### Exercise task:
Below is a listing. Gather each line of it that contains "style".

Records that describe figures
——
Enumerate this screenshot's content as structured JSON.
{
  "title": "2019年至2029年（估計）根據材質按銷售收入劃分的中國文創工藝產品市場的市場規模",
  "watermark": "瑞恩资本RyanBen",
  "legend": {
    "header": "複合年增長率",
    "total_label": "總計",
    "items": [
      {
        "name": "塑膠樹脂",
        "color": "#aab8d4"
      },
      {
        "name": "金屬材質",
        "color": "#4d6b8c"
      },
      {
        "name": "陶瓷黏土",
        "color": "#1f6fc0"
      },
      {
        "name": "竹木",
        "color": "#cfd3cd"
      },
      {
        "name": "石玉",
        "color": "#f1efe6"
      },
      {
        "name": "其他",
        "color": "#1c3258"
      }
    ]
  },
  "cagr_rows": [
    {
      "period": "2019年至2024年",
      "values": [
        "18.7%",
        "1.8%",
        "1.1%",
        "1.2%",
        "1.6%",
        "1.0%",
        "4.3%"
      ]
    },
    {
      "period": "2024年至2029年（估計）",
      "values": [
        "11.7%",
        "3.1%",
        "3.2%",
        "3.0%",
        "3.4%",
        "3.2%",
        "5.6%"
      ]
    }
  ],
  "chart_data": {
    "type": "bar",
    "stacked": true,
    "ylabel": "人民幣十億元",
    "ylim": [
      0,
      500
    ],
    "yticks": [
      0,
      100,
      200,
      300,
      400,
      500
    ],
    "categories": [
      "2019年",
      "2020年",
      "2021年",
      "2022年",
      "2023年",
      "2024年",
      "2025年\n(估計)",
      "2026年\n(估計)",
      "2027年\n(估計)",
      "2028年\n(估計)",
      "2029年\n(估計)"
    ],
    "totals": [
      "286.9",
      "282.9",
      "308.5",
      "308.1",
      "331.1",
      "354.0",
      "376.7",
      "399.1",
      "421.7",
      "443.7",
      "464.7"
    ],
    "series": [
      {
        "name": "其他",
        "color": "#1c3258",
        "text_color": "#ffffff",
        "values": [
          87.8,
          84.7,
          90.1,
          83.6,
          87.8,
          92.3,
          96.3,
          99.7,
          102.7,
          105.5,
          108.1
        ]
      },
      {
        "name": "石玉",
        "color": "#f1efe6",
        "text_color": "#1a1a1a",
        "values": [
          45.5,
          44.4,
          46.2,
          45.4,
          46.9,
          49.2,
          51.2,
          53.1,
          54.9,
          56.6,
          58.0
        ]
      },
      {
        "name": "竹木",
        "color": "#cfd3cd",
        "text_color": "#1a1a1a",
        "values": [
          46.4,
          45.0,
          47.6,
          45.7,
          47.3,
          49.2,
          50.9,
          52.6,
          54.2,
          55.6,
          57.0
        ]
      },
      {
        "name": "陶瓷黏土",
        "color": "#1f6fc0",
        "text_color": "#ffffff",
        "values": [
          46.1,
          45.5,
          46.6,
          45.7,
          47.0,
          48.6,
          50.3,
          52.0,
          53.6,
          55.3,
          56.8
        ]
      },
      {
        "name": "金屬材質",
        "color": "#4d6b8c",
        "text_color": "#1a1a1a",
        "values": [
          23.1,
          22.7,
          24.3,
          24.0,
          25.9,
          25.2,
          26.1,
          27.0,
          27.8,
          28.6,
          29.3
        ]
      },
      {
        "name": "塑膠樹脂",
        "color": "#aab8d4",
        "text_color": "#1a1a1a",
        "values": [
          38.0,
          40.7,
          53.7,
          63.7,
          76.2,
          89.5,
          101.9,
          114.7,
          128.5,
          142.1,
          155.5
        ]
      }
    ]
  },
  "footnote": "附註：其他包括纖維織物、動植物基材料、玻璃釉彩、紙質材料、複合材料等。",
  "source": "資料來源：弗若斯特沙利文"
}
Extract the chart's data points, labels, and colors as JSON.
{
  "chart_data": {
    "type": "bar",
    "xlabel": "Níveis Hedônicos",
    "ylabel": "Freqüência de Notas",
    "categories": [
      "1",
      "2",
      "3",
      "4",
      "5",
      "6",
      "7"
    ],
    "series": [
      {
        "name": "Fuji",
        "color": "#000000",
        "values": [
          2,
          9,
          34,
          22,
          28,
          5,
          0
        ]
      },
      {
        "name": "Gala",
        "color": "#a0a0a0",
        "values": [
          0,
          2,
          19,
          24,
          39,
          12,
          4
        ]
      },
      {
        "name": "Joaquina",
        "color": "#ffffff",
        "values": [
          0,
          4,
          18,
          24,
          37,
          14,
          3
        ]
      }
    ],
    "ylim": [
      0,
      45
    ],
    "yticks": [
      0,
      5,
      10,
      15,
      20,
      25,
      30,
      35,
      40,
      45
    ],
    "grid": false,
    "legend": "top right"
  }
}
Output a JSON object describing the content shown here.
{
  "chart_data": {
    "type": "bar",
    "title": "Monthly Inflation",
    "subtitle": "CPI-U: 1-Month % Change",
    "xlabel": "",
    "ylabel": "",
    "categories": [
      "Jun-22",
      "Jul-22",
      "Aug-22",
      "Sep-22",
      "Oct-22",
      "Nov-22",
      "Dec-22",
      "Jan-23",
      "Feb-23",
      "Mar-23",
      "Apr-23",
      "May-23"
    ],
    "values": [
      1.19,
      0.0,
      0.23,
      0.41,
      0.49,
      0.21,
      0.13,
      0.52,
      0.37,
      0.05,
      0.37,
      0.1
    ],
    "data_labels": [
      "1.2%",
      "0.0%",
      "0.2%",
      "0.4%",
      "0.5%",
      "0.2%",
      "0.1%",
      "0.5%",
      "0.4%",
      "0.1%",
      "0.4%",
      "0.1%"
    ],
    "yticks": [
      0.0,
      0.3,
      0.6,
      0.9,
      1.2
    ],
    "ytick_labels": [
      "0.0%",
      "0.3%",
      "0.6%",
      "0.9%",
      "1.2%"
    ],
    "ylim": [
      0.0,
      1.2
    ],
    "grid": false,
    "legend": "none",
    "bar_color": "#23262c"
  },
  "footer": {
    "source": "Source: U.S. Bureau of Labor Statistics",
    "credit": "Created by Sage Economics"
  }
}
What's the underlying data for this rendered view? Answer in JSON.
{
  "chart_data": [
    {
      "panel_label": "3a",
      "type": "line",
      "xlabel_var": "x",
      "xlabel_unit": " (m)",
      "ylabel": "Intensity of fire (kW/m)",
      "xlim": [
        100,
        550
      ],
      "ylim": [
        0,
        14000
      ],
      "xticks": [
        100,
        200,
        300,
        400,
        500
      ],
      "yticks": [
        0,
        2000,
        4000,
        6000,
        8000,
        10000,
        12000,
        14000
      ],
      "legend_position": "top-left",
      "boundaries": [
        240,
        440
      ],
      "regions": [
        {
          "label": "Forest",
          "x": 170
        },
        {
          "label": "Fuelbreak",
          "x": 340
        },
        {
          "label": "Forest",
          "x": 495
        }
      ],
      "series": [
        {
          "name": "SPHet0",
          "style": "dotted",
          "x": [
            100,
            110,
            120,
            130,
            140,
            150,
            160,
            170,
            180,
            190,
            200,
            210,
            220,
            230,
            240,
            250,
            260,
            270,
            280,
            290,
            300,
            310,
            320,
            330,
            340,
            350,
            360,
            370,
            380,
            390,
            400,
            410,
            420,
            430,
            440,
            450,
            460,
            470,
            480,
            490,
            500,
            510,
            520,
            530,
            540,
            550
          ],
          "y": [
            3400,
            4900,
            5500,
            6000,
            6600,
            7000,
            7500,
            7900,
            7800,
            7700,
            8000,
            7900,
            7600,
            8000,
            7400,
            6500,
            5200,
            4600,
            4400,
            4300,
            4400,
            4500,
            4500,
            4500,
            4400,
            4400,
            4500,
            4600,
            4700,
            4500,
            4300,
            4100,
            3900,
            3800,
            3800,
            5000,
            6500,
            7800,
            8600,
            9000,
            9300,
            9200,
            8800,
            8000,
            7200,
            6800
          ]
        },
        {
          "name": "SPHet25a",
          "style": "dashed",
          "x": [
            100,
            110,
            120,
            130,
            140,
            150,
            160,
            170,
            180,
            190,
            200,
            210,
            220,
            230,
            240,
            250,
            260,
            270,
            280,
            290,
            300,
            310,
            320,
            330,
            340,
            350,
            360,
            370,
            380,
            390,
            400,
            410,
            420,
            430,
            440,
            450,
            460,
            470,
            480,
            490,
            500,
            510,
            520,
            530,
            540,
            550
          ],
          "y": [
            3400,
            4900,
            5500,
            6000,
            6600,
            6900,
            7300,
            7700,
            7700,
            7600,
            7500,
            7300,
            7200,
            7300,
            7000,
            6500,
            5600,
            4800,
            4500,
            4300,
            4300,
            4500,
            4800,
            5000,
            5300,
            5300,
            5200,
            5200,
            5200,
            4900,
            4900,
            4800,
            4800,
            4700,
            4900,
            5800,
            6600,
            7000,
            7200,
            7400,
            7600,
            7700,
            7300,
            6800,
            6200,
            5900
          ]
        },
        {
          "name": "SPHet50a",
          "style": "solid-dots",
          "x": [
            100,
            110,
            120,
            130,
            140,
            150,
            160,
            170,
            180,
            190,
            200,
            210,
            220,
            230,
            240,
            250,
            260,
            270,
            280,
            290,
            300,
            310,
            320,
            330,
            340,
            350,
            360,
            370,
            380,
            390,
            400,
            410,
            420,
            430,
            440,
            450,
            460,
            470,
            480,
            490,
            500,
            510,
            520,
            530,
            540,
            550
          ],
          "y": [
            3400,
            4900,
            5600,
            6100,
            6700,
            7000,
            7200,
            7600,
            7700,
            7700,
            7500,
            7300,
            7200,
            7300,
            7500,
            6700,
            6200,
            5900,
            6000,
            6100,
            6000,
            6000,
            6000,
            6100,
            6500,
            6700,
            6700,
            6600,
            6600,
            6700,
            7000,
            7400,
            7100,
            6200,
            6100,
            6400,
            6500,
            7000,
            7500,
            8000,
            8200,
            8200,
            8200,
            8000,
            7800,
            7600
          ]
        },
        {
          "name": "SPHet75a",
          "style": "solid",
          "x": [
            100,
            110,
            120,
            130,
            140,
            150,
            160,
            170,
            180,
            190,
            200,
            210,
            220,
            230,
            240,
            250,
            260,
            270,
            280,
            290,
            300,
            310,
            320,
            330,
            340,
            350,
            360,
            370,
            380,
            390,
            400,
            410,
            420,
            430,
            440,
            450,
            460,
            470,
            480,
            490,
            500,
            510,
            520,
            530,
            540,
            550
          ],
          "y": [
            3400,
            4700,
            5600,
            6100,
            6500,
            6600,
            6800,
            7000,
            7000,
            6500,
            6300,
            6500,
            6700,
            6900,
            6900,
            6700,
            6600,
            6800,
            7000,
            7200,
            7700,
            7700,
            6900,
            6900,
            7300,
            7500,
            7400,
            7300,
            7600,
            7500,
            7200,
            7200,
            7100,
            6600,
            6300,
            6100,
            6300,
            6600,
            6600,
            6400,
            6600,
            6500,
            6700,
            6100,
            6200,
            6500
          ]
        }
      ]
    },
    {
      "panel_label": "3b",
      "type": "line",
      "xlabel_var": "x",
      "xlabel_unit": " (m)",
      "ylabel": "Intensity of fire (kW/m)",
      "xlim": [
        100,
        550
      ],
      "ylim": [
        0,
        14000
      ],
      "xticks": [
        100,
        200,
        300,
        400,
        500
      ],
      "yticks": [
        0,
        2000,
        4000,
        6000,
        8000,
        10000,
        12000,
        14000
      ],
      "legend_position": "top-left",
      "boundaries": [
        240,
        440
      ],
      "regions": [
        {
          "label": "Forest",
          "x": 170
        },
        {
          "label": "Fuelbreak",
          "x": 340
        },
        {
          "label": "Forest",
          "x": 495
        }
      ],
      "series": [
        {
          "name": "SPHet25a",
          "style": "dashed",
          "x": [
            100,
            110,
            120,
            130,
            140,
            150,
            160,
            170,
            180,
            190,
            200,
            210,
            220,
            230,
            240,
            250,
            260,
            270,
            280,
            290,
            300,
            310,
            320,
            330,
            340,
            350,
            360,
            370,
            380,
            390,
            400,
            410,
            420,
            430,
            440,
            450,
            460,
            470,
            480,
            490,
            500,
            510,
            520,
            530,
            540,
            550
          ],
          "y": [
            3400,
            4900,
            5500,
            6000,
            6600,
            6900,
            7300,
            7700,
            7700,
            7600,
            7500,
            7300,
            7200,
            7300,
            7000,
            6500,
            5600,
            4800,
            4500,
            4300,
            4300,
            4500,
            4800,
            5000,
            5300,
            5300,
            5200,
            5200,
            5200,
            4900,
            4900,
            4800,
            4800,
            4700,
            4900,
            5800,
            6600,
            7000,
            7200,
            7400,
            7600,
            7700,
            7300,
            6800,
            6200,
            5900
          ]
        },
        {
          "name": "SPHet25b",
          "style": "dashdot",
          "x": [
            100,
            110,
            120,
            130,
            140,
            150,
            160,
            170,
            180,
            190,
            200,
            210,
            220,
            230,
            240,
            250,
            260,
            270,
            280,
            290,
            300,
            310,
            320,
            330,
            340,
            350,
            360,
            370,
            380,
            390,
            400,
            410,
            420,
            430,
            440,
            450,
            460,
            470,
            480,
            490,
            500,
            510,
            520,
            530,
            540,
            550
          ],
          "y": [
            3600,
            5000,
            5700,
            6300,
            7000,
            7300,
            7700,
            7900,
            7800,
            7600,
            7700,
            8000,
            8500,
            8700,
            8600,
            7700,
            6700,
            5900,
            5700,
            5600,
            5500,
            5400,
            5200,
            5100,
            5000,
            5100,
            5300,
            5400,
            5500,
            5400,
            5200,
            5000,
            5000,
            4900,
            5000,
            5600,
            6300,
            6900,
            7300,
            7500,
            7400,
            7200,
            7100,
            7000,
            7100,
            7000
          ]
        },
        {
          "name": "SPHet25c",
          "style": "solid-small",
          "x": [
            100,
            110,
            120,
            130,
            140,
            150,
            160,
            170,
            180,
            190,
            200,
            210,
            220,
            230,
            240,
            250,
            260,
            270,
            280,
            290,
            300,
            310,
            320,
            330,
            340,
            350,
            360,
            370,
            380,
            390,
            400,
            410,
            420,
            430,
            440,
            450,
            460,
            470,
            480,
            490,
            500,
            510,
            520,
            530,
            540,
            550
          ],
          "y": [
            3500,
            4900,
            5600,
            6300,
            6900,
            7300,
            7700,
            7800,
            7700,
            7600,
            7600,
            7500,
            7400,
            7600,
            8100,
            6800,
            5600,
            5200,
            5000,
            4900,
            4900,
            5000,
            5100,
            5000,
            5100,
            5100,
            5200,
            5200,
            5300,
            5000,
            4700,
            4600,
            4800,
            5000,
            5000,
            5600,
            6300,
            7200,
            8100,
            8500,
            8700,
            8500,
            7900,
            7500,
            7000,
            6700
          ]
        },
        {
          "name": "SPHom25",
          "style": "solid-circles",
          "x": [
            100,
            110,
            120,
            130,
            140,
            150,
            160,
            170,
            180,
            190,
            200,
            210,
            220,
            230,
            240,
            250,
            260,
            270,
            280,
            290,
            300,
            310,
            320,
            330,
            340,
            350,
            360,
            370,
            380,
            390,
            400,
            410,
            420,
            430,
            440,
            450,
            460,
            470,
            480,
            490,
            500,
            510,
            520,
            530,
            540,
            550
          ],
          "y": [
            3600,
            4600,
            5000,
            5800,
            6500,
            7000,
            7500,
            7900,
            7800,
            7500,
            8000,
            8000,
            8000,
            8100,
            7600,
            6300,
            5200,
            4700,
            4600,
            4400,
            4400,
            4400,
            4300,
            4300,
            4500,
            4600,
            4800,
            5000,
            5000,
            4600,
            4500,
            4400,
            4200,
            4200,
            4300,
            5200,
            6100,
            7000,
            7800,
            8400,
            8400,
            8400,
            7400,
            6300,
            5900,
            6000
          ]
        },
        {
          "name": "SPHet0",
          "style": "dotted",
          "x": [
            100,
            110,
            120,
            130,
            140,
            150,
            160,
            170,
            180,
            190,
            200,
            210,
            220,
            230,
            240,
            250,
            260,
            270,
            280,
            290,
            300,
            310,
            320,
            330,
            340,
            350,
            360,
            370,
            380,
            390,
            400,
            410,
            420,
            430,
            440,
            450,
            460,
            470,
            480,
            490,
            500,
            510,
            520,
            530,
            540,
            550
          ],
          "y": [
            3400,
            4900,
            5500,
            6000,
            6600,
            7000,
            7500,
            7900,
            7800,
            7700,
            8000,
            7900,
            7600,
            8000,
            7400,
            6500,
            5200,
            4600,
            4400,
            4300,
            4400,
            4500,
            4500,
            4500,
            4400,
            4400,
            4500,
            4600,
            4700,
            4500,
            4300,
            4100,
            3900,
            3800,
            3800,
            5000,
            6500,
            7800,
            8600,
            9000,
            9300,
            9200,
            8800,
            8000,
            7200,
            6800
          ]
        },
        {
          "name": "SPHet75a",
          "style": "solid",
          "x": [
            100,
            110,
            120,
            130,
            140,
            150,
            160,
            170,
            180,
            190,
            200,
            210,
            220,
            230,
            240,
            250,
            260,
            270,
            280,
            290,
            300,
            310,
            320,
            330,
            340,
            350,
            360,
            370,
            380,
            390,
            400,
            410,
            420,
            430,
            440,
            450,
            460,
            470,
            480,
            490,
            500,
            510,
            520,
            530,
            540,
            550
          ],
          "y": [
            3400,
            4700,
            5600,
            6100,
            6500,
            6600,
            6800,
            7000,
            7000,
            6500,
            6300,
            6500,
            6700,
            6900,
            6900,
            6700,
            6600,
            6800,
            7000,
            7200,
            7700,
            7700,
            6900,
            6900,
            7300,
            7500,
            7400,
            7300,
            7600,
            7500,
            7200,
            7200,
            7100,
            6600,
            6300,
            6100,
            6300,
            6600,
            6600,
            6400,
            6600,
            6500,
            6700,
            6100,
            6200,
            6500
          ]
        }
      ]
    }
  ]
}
——
### Final result:
          "style": "dotted",
          "style": "dashed",
          "style": "solid-dots",
          "style": "solid",
          "style": "dashed",
          "style": "dashdot",
          "style": "solid-small",
          "style": "solid-circles",
          "style": "dotted",
          "style": "solid",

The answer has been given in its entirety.